- Bloc de texte -

10À ce volet matériel de l’interdépendance organique des individus, s’expliquant notamment par la division du travail et par les savoirs hérités et la culture qui rendent chacun dépendant de la société à laquelle il appartient, s’ajoute une dimension morale qui lierait tous les membres d’une même société dans une psychologie commune. L’ouvrage de Fouillée, Esquisse psychologique des peuples européens, s’inscrit dans le sillage de celui de Gustave Le Bon [15]. Fouillée reprend, dans un cadre collectif, des idées qu’il avait déjà exposées au niveau individuel dans La psychologie des idées-forces (1893) [16]. Son hypothèse pour expliquer l’unité des peuples n’est pas racialiste : dès l’introduction de son livre, il conteste la pertinence des hypothèses de la phrénologie galtonienne et les considère peu plausibles [17]. Il leur préfère la référence culturaliste aux idées partagées au sein d’un même peuple [18]. Mais cela ne règle pas le problème : que l’imaginaire national soit fondé sur la race ou sur la culture, il demeure. Fouillée accorde du crédit aux théories de l’unité substantielle d’une psychologie des peuples dont les membres auraient une solidarité spirituelle. « Un peuple se développe selon l’idée directrice dont son caractère national et sa philosophie nationale sont l’expression aux grands moments de son histoire [19] », écrit Fouillée.

11Les « idées-forces » relient les individus et le peuple auquel ils appartiennent. Ainsi, les « idées-forces » qui animent les individus ne dépendent pas que d’eux-mêmes, elles ne naissent pas tout armées de leurs cerveaux isolés, elles surgissent et émergent grâce et par les échanges avec les autres. L’individu, contrairement à la théorie du moi pur de la philosophie transcendantale kantienne, ne contient pas en lui les conditions de possibilité de ses représentations. Ces représentations dépendent étroitement de la cohabitation et de l’interdépendance sociales, elles dépendent donc, in fine, d’une psychologie nationale. C’est pourquoi il y a toujours quelque chose de notre communauté qui nous anime en structurant les idées qui nous meuvent. Notre nation serait partie prenante de nos identités individuelles qu’elle contribuerait à façonner.

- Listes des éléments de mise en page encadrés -
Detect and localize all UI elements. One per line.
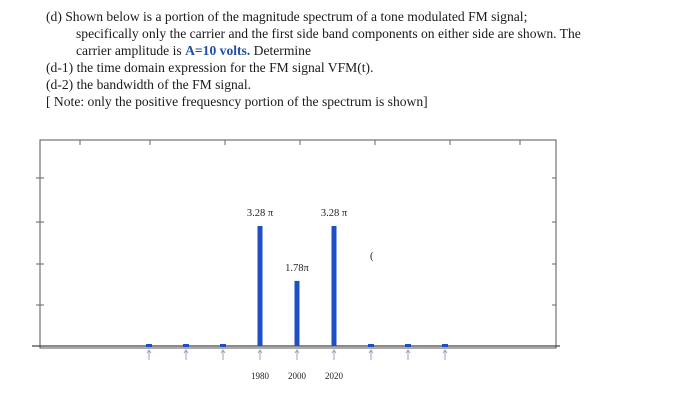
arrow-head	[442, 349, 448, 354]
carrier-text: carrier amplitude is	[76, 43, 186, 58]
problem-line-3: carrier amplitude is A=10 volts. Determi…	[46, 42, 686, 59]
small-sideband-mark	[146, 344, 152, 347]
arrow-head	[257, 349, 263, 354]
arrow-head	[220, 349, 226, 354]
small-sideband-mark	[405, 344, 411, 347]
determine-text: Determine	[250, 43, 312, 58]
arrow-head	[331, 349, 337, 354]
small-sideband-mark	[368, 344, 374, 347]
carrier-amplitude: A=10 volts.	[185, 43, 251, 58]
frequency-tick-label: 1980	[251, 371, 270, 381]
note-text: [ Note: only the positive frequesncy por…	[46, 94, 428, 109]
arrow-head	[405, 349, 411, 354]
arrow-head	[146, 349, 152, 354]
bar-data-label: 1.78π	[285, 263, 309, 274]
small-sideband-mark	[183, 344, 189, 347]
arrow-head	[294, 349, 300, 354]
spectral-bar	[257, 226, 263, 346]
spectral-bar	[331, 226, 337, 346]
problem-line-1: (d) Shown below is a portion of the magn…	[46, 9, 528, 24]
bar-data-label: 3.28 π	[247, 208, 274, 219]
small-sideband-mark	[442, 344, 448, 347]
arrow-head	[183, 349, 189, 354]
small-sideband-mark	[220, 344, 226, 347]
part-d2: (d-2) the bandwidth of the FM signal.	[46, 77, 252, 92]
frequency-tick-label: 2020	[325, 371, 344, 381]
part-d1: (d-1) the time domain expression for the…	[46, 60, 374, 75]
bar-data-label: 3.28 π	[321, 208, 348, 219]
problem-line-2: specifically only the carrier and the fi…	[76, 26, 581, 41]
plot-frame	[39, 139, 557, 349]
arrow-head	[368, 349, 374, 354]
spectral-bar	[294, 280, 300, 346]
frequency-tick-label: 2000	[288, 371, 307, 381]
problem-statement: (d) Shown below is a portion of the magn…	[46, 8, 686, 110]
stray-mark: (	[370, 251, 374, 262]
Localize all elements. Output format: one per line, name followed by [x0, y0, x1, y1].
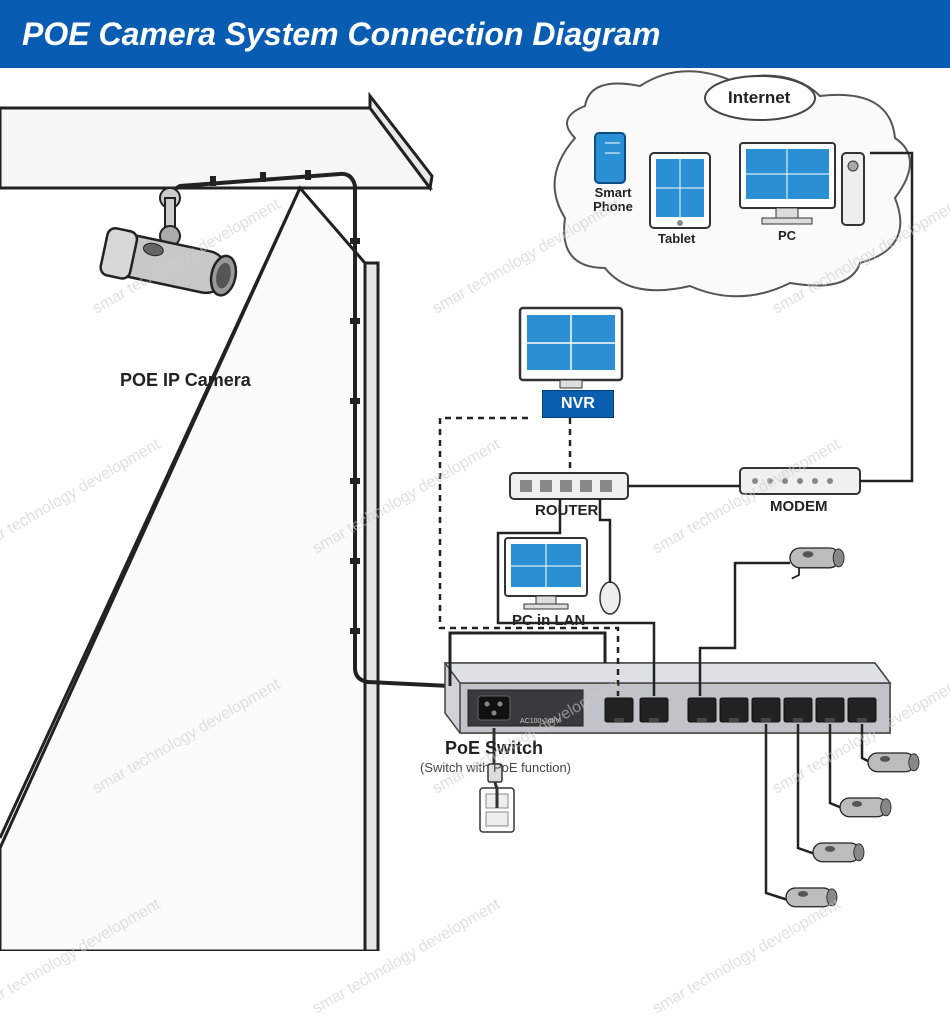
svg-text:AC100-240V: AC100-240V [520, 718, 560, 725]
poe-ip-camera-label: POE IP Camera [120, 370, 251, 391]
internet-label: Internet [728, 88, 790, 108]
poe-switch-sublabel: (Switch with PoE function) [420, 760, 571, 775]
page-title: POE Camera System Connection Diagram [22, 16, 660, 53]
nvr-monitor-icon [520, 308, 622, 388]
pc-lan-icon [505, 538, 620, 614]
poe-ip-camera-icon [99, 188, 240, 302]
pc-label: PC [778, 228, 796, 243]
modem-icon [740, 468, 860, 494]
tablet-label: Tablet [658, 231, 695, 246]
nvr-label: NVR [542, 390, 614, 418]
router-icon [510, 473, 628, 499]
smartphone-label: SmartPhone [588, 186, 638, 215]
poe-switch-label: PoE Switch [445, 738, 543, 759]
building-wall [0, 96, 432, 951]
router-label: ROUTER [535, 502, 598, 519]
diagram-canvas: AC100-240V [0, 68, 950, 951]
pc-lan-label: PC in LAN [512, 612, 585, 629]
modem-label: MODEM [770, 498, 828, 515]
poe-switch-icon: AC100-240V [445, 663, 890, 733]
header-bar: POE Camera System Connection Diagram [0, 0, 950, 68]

- Objectif de la tâche -
Prolongez le texte consacré à Fouillée et à la psychologie des peuples à la suite de sa dernière phrase. Les enregistrements n'interviennent pas dans ce travail.

- Réponse ci-dessous -
12C’est à ce point que la méthode intuitive employée par Fouillée pour décrire la psychologie des nations marque ses limites. Chacun a ainsi tendance à juger de l’esprit de sa nation et des idées directrices qui la meuvent en fonction des siennes. Fouillée le reconnaît, il présuppose que les idées qui le meuvent, lui, sont celles de sa patrie tout entière, partagées par tous ses concitoyens. Ainsi, lorsque nous parlons de l’esprit de notre peuple nous parlons moins d’une réalité extérieure à nous que nous ne peignons notre moi : « Une des grandes difficultés, quand il s’agit de tracer le portrait psychologique d’une nation, c’est que, si on appartient soi-même à cette nation, on tend à faire involontairement le portrait de sa propre individualité […]. Oui, je me peins moi-même en peignant le Français, mais, comme je suis Français, j’ai dû retrouver en moi les grands traits fondamentaux de ma nation [20]. »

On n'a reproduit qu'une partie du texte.